[Saved entries]
[Begin]
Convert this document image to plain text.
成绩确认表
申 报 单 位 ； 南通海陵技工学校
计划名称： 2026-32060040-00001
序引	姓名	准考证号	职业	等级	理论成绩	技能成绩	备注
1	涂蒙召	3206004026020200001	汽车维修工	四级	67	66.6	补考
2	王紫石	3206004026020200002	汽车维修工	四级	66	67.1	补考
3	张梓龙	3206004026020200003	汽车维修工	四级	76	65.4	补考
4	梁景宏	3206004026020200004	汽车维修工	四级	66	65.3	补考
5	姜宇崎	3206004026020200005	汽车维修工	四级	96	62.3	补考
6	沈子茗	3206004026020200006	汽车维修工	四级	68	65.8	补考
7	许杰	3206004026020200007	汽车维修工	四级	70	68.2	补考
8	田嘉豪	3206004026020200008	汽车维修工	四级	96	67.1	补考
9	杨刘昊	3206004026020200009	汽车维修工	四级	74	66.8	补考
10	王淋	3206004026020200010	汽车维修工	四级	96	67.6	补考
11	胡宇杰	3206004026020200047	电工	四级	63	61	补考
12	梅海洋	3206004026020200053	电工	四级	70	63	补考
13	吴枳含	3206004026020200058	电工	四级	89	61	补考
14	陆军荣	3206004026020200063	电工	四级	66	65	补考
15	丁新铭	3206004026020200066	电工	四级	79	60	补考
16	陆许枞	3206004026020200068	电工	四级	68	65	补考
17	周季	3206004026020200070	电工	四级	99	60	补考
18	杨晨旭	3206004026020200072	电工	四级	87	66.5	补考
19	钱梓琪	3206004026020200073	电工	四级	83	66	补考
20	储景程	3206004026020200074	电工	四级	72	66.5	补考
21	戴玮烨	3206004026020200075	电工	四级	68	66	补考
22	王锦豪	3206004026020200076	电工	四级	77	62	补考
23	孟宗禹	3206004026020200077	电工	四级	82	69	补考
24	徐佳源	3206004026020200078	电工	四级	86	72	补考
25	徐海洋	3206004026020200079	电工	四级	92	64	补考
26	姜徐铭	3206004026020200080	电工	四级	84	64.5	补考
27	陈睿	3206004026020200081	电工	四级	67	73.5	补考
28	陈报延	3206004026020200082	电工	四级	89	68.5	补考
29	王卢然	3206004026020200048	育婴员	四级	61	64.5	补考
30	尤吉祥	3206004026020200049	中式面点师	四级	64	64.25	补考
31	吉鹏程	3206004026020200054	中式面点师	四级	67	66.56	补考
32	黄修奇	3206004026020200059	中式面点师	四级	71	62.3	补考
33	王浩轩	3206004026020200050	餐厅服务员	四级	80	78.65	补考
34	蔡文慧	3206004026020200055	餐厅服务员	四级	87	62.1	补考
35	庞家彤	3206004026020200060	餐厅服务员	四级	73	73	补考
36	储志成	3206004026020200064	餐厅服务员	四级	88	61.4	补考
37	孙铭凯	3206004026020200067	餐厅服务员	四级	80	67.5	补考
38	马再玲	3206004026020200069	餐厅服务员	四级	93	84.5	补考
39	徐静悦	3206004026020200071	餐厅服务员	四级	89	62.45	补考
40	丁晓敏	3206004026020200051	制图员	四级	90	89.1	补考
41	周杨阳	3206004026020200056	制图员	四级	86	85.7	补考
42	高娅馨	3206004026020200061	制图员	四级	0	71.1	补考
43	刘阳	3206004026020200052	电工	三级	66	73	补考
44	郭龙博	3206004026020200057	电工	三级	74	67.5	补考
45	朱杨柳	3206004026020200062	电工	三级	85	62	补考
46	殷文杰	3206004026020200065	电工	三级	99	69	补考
[End]
▸ THE REQUEST:
Transcribe all lines as written.

▸ THE REPLY:
Convert this document image to plain text.
成绩确认表
申 报 单 位 ； 南通海陵技工学校
计划名称： 2026-32060040-00001
序引	姓名	准考证号	职业	等级	理论成绩	技能成绩	备注
1	涂蒙召	3206004026020200001	汽车维修工	四级	67	66.6	补考
2	王紫石	3206004026020200002	汽车维修工	四级	66	67.1	补考
3	张梓龙	3206004026020200003	汽车维修工	四级	76	65.4	补考
4	梁景宏	3206004026020200004	汽车维修工	四级	66	65.3	补考
5	姜宇崎	3206004026020200005	汽车维修工	四级	96	62.3	补考
6	沈子茗	3206004026020200006	汽车维修工	四级	68	65.8	补考
7	许杰	3206004026020200007	汽车维修工	四级	70	68.2	补考
8	田嘉豪	3206004026020200008	汽车维修工	四级	96	67.1	补考
9	杨刘昊	3206004026020200009	汽车维修工	四级	74	66.8	补考
10	王淋	3206004026020200010	汽车维修工	四级	96	67.6	补考
11	胡宇杰	3206004026020200047	电工	四级	63	61	补考
12	梅海洋	3206004026020200053	电工	四级	70	63	补考
13	吴枳含	3206004026020200058	电工	四级	89	61	补考
14	陆军荣	3206004026020200063	电工	四级	66	65	补考
15	丁新铭	3206004026020200066	电工	四级	79	60	补考
16	陆许枞	3206004026020200068	电工	四级	68	65	补考
17	周季	3206004026020200070	电工	四级	99	60	补考
18	杨晨旭	3206004026020200072	电工	四级	87	66.5	补考
19	钱梓琪	3206004026020200073	电工	四级	83	66	补考
20	储景程	3206004026020200074	电工	四级	72	66.5	补考
21	戴玮烨	3206004026020200075	电工	四级	68	66	补考
22	王锦豪	3206004026020200076	电工	四级	77	62	补考
23	孟宗禹	3206004026020200077	电工	四级	82	69	补考
24	徐佳源	3206004026020200078	电工	四级	86	72	补考
25	徐海洋	3206004026020200079	电工	四级	92	64	补考
26	姜徐铭	3206004026020200080	电工	四级	84	64.5	补考
27	陈睿	3206004026020200081	电工	四级	67	73.5	补考
28	陈报延	3206004026020200082	电工	四级	89	68.5	补考
29	王卢然	3206004026020200048	育婴员	四级	61	64.5	补考
30	尤吉祥	3206004026020200049	中式面点师	四级	64	64.25	补考
31	吉鹏程	3206004026020200054	中式面点师	四级	67	66.56	补考
32	黄修奇	3206004026020200059	中式面点师	四级	71	62.3	补考
33	王浩轩	3206004026020200050	餐厅服务员	四级	80	78.65	补考
34	蔡文慧	3206004026020200055	餐厅服务员	四级	87	62.1	补考
35	庞家彤	3206004026020200060	餐厅服务员	四级	73	73	补考
36	储志成	3206004026020200064	餐厅服务员	四级	88	61.4	补考
37	孙铭凯	3206004026020200067	餐厅服务员	四级	80	67.5	补考
38	马再玲	3206004026020200069	餐厅服务员	四级	93	84.5	补考
39	徐静悦	3206004026020200071	餐厅服务员	四级	89	62.45	补考
40	丁晓敏	3206004026020200051	制图员	四级	90	89.1	补考
41	周杨阳	3206004026020200056	制图员	四级	86	85.7	补考
42	高娅馨	3206004026020200061	制图员	四级	0	71.1	补考
43	刘阳	3206004026020200052	电工	三级	66	73	补考
44	郭龙博	3206004026020200057	电工	三级	74	67.5	补考
45	朱杨柳	3206004026020200062	电工	三级	85	62	补考
46	殷文杰	3206004026020200065	电工	三级	99	69	补考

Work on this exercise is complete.